• TEXT SECTION:
________________

18. This is the usual approach of The Weekly People, The Western Socialist and The Fighting Worker. However, even The Call, Labor Action and The Militant do not completely escape such all-or-nothing philosophy. References can be presented to those interested.
19. D. Bell (The New Leader, June 3. 1944) gives a picture of the trial proceedings diametrically opposite to that of the other journalists. He found no bedlam, just the more-than-usual boredom associated with protracted court minutiae. Typical of him and the whole New Leader group in connection with totalitarians is their inability to draw any political conclusion for mass action. They are content merely to “expose,” to “smoke out.” as though disclosure per se automatically hinders or stops bigots. This is an illusion continually fostered by men like Fraenkel, J.H. Holmes and Ernst. The latter wants to ferret out fascists and Stalinists so that “we can better defend them under our Bill of Rights!” (Emphasis mine. Saturday Review of Literature, September 1. 1946.)

________________

• DATA EXTRACT:
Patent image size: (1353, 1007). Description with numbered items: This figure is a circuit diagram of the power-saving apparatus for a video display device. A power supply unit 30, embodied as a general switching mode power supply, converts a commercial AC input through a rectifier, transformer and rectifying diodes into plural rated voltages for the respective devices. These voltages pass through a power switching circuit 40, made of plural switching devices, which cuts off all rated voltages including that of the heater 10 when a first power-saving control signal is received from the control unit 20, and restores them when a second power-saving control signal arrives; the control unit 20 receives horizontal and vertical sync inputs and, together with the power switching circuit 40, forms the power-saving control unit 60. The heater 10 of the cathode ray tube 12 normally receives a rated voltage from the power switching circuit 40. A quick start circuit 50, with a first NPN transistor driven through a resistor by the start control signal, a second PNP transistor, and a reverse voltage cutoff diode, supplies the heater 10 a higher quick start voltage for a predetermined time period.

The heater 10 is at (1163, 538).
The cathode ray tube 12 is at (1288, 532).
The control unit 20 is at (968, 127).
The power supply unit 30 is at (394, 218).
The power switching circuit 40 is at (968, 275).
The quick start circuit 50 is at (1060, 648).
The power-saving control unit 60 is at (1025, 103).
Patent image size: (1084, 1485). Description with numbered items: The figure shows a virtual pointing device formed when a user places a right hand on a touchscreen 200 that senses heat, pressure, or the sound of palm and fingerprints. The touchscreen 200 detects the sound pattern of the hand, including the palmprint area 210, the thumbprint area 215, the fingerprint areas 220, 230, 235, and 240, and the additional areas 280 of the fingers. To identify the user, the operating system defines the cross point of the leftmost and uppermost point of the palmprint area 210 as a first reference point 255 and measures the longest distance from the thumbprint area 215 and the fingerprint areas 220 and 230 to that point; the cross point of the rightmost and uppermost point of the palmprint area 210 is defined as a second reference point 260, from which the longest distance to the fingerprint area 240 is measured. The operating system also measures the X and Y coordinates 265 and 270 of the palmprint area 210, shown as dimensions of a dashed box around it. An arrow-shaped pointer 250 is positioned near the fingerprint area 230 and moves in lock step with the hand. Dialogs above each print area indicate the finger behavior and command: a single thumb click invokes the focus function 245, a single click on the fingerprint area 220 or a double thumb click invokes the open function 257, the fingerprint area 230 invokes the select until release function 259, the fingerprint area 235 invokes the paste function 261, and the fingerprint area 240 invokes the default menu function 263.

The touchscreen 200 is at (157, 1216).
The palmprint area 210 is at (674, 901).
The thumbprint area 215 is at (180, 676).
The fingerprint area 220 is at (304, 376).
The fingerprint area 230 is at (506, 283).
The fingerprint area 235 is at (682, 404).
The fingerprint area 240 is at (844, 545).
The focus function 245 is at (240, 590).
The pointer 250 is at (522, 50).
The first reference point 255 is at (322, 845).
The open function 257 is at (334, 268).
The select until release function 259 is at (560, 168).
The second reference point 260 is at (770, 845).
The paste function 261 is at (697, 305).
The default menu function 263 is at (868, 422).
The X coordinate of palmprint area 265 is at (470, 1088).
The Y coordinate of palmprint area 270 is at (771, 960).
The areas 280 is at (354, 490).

________________

• DESCRIPTION OF THE TASK: List every publication that the footnotes name. Nothing in the records is needed here.

• REPLY: The Weekly People, The Western Socialist, The Fighting Worker, The Call, Labor Action, The Militant, The New Leader, Saturday Review of Literature